───── ENTRIES PROVIDED ─────
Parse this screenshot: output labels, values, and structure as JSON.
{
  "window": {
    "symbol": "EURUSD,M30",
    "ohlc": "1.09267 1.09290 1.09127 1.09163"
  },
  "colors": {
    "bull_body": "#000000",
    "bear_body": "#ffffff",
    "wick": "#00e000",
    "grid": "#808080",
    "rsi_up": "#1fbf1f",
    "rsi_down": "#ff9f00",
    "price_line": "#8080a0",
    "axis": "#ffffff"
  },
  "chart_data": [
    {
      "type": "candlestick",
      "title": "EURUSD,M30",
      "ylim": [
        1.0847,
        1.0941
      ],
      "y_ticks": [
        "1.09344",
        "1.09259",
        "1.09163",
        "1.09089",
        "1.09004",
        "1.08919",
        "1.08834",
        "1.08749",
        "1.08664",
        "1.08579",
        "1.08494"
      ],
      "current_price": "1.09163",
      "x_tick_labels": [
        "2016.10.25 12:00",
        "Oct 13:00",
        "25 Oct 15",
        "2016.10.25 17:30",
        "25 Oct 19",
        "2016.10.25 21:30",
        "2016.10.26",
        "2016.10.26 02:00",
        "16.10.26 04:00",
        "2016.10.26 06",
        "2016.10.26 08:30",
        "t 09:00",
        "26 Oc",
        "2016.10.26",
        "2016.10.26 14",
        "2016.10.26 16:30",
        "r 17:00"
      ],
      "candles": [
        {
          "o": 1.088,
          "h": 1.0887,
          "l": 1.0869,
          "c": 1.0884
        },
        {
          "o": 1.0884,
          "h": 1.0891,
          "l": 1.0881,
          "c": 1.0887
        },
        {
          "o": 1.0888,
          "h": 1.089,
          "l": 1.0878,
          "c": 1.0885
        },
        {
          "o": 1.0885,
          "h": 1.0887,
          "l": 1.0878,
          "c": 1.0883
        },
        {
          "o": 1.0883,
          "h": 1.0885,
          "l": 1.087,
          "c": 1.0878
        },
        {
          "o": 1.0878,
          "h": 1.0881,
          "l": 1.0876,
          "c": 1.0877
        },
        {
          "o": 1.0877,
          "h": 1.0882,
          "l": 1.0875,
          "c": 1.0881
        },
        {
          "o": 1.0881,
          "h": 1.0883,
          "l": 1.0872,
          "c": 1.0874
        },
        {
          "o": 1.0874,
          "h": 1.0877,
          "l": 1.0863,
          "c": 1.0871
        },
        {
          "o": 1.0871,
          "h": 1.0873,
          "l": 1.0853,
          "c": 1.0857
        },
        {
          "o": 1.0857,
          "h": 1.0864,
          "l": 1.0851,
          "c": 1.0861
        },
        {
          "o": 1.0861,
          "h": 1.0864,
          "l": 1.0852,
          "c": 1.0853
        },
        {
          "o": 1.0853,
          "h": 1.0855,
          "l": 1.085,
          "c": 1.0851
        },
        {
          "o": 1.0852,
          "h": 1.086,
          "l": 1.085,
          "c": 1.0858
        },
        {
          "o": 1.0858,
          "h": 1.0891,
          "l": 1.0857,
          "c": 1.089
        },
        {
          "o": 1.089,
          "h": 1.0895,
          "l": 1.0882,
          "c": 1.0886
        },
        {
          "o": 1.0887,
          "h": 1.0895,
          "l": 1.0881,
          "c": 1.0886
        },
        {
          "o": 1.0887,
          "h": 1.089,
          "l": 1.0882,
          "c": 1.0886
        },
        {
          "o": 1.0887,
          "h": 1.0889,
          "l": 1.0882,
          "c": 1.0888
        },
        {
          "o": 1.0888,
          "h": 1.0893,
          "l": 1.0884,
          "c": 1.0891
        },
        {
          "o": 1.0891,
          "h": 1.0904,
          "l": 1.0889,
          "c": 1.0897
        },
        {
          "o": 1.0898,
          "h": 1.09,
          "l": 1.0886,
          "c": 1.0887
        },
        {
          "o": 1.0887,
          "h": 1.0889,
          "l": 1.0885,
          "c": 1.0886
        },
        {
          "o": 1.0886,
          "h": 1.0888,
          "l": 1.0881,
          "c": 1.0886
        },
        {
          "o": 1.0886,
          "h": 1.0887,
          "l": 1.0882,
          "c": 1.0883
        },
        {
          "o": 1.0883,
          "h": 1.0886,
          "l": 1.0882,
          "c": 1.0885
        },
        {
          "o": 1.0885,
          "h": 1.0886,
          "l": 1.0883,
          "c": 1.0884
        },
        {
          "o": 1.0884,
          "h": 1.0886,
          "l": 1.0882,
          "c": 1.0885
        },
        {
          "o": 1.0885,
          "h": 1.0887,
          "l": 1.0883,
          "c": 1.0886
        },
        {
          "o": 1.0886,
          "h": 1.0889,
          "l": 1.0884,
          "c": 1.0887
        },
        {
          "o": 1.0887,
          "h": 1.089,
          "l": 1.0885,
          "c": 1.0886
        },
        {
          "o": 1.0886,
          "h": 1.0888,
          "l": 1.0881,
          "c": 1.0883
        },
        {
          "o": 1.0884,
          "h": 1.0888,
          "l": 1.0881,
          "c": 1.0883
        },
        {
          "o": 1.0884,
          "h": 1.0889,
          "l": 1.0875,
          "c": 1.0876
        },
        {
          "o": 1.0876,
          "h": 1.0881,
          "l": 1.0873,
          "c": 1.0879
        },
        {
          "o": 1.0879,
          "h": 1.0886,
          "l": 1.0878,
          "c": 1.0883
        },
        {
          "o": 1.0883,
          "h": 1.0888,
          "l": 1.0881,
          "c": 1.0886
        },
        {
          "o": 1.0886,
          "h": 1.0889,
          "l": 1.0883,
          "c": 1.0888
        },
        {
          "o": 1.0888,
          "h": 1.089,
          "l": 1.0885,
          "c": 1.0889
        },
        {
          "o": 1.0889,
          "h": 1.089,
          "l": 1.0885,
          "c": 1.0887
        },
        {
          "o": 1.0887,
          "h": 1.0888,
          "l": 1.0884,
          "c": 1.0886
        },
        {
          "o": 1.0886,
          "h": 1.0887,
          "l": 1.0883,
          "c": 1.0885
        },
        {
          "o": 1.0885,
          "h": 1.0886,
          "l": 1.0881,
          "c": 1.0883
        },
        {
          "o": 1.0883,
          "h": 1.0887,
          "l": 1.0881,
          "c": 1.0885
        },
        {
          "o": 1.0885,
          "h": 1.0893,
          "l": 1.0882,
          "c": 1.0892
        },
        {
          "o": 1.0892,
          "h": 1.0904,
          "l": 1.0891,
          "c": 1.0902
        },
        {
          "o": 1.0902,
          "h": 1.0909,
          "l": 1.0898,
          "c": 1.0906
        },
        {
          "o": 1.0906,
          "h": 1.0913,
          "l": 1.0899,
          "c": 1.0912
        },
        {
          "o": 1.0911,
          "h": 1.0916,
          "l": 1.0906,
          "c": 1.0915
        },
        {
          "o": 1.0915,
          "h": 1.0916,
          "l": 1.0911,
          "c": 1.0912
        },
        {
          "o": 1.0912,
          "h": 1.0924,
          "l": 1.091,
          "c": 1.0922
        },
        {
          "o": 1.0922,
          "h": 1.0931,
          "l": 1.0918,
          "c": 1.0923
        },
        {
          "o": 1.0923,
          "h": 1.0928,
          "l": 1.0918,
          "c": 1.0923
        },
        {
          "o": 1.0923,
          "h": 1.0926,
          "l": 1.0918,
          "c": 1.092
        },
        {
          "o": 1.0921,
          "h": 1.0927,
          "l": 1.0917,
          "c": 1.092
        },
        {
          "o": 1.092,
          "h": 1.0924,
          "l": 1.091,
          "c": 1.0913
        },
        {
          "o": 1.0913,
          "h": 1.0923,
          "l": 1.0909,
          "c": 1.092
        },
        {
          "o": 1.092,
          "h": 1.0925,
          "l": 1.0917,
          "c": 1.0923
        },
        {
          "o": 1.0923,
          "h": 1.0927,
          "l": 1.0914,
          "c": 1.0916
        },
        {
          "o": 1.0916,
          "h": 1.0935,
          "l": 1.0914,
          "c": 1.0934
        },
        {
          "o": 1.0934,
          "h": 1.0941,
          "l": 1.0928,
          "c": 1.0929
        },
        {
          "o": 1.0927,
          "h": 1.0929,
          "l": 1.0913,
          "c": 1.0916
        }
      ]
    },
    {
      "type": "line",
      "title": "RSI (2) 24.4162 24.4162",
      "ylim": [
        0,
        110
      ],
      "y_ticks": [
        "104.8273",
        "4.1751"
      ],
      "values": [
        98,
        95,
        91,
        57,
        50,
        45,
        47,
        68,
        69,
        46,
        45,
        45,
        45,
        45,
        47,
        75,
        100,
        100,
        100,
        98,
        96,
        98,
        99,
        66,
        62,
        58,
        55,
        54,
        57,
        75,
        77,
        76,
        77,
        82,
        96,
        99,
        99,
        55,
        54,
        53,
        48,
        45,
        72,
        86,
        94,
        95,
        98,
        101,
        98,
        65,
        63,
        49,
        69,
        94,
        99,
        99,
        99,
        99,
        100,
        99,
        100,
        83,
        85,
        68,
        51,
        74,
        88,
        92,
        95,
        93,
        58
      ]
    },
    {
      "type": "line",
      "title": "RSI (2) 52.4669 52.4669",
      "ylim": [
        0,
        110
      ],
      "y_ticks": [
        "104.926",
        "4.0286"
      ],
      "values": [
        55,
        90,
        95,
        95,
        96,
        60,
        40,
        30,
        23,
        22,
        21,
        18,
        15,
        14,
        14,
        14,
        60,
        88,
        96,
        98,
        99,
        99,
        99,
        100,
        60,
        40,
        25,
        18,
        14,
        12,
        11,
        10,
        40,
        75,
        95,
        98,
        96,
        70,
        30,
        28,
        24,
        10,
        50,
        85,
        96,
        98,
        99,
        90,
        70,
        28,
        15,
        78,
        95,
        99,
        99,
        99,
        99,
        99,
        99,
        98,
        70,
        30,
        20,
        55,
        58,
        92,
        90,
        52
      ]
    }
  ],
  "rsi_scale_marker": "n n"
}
─────
Copy each line of the listing that holds the word "title".

      "title": "EURUSD,M30",
      "title": "RSI (2) 24.4162 24.4162",
      "title": "RSI (2) 52.4669 52.4669",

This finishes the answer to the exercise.